> [WHAT THIS TASK INVOLVES] Read the lines that follow and pick out every one containing the word "periodic".
━━ SOURCE RECORDS ━━
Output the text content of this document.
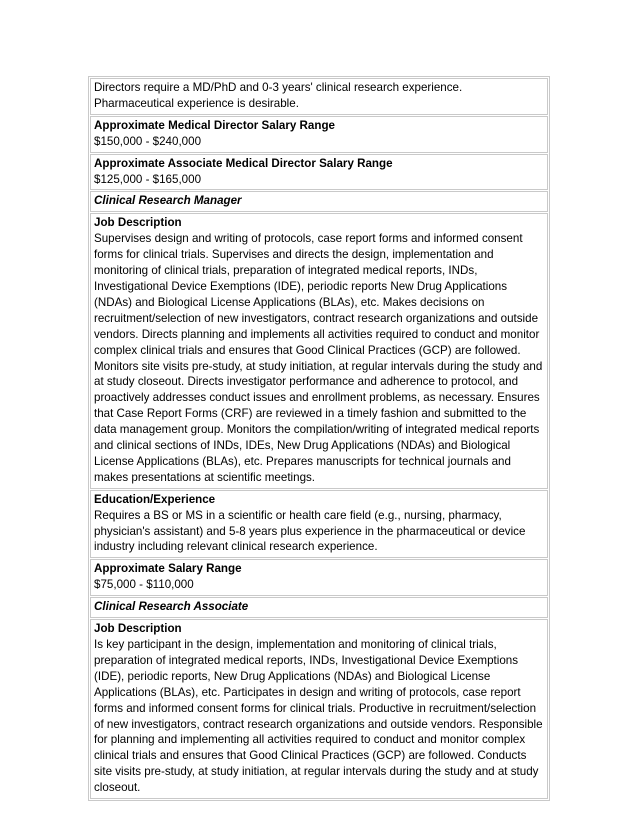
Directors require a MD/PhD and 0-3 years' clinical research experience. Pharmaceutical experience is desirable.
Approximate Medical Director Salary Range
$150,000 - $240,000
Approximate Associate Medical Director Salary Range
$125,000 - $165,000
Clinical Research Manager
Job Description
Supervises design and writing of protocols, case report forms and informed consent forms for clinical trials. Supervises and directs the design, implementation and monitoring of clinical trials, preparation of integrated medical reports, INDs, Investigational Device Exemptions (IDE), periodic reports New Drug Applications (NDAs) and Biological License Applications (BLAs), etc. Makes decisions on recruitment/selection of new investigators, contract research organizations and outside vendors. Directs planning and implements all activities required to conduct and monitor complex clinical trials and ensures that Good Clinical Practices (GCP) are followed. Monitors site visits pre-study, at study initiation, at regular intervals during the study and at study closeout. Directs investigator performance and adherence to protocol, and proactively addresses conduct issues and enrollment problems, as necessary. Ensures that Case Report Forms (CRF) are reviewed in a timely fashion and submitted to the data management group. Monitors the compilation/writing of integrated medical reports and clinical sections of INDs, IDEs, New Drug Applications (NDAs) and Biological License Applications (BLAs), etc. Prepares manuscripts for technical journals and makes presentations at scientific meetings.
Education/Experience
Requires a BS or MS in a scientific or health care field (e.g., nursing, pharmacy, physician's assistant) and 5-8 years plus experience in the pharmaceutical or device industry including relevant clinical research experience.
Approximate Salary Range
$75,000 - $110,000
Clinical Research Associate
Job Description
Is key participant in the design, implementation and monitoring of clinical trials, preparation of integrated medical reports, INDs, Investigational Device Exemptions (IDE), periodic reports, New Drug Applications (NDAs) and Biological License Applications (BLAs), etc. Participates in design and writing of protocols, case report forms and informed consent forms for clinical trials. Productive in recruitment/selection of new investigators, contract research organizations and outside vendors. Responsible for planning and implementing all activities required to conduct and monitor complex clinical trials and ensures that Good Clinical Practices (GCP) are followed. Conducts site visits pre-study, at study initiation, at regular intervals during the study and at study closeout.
━━━
> [IN RESPONSE]
Supervises design and writing of protocols, case report forms and informed consent forms for clinical trials. Supervises and directs the design, implementation and monitoring of clinical trials, preparation of integrated medical reports, INDs, Investigational Device Exemptions (IDE), periodic reports New Drug Applications (NDAs) and Biological License Applications (BLAs), etc. Makes decisions on recruitment/selection of new investigators, contract research organizations and outside vendors. Directs planning and implements all activities required to conduct and monitor complex clinical trials and ensures that Good Clinical Practices (GCP) are followed. Monitors site visits pre-study, at study initiation, at regular intervals during the study and at study closeout. Directs investigator performance and adherence to protocol, and proactively addresses conduct issues and enrollment problems, as necessary. Ensures that Case Report Forms (CRF) are reviewed in a timely fashion and submitted to the data management group. Monitors the compilation/writing of integrated medical reports and clinical sections of INDs, IDEs, New Drug Applications (NDAs) and Biological License Applications (BLAs), etc. Prepares manuscripts for technical journals and makes presentations at scientific meetings.
Is key participant in the design, implementation and monitoring of clinical trials, preparation of integrated medical reports, INDs, Investigational Device Exemptions (IDE), periodic reports, New Drug Applications (NDAs) and Biological License Applications (BLAs), etc. Participates in design and writing of protocols, case report forms and informed consent forms for clinical trials. Productive in recruitment/selection of new investigators, contract research organizations and outside vendors. Responsible for planning and implementing all activities required to conduct and monitor complex clinical trials and ensures that Good Clinical Practices (GCP) are followed. Conducts site visits pre-study, at study initiation, at regular intervals during the study and at study closeout.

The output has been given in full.